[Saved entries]
++++++

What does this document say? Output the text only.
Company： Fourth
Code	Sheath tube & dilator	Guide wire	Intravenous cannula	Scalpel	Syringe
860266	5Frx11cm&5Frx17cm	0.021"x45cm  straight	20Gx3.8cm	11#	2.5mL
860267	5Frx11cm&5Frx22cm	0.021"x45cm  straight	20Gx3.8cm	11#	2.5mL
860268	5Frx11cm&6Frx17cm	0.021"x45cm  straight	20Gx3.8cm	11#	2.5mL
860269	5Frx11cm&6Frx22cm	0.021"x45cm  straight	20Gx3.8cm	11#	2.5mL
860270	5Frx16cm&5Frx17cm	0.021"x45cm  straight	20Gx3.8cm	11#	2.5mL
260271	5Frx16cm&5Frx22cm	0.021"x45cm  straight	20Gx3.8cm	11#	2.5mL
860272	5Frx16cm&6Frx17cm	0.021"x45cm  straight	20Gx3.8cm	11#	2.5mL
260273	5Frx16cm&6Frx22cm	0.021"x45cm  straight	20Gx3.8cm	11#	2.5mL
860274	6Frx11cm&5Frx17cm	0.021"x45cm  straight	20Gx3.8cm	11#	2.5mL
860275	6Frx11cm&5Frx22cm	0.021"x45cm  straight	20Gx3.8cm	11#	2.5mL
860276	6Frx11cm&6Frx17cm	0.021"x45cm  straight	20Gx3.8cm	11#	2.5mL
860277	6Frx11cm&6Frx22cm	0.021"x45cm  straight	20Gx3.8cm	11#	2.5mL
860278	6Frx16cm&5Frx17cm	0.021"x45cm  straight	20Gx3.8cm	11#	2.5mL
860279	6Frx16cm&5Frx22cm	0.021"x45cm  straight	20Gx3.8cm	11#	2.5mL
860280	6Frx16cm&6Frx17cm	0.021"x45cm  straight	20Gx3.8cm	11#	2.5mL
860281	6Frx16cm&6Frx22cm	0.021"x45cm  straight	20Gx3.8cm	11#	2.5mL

++++++

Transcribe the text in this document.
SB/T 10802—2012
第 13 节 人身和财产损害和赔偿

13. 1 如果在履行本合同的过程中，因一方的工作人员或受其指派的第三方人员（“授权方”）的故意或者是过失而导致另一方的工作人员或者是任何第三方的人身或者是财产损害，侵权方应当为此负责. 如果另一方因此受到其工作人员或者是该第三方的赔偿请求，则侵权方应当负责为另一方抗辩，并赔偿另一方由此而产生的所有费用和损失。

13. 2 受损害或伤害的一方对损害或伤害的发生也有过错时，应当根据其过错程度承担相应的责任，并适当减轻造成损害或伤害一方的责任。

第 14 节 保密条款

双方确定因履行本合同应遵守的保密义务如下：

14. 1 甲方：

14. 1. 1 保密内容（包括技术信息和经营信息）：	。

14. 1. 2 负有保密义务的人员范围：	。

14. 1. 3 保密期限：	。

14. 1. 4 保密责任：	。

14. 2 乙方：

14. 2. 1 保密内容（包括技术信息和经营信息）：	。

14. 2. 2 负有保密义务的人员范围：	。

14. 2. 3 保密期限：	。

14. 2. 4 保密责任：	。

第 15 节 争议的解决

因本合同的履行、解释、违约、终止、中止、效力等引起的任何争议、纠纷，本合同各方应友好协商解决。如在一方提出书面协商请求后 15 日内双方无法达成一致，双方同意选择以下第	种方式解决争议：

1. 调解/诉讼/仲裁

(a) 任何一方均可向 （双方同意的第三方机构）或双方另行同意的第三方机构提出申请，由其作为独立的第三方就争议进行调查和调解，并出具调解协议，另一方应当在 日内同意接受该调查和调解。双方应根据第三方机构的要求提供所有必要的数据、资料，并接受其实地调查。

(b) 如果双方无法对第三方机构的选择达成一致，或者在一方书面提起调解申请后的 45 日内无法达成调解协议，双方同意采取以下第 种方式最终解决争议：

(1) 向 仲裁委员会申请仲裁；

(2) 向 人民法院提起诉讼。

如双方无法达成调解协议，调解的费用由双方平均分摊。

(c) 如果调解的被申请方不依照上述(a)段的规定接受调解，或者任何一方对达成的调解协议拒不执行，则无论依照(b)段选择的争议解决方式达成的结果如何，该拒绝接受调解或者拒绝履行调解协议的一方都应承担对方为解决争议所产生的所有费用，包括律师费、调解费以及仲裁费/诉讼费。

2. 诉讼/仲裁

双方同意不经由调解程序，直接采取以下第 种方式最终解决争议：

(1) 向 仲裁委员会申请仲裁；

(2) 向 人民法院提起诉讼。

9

++++++

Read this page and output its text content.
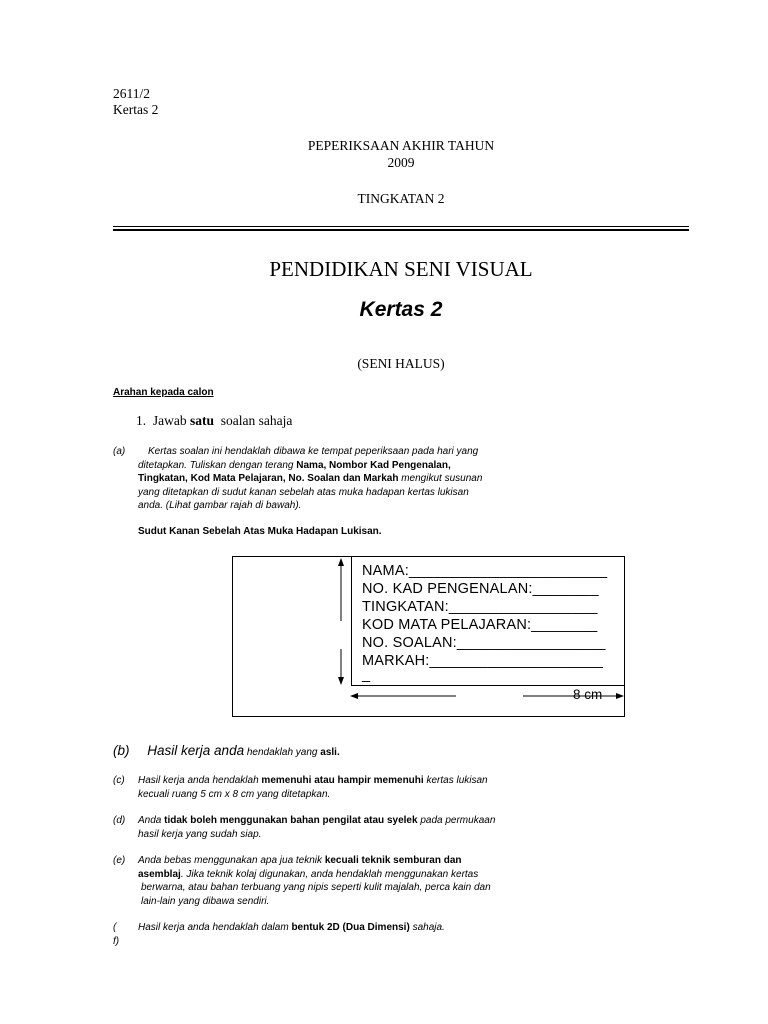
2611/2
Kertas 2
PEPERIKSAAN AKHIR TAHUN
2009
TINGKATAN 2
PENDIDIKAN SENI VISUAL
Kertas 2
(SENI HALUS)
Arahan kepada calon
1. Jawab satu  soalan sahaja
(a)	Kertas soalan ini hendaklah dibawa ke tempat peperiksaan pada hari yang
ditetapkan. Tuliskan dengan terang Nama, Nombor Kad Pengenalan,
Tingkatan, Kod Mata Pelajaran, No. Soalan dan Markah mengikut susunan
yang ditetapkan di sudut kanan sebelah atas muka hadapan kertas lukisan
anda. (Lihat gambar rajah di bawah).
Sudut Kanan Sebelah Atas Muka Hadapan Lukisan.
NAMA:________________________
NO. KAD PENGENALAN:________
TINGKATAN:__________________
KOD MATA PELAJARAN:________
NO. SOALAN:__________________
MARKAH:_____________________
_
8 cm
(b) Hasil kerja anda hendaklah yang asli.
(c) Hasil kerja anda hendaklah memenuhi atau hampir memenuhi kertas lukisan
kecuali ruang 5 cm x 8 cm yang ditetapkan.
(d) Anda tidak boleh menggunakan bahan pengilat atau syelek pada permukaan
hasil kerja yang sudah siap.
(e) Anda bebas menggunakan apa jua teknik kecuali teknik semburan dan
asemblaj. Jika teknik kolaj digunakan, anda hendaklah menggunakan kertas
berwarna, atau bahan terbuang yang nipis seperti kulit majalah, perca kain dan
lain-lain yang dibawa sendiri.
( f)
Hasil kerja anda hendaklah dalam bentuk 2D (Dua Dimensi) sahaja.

++++++

> WORK INSTRUCTIONS: In the entries above, identify each line that includes the string "bahan", then copy it.

> TASK SOLUTION:
(d) Anda tidak boleh menggunakan bahan pengilat atau syelek pada permukaan
berwarna, atau bahan terbuang yang nipis seperti kulit majalah, perca kain dan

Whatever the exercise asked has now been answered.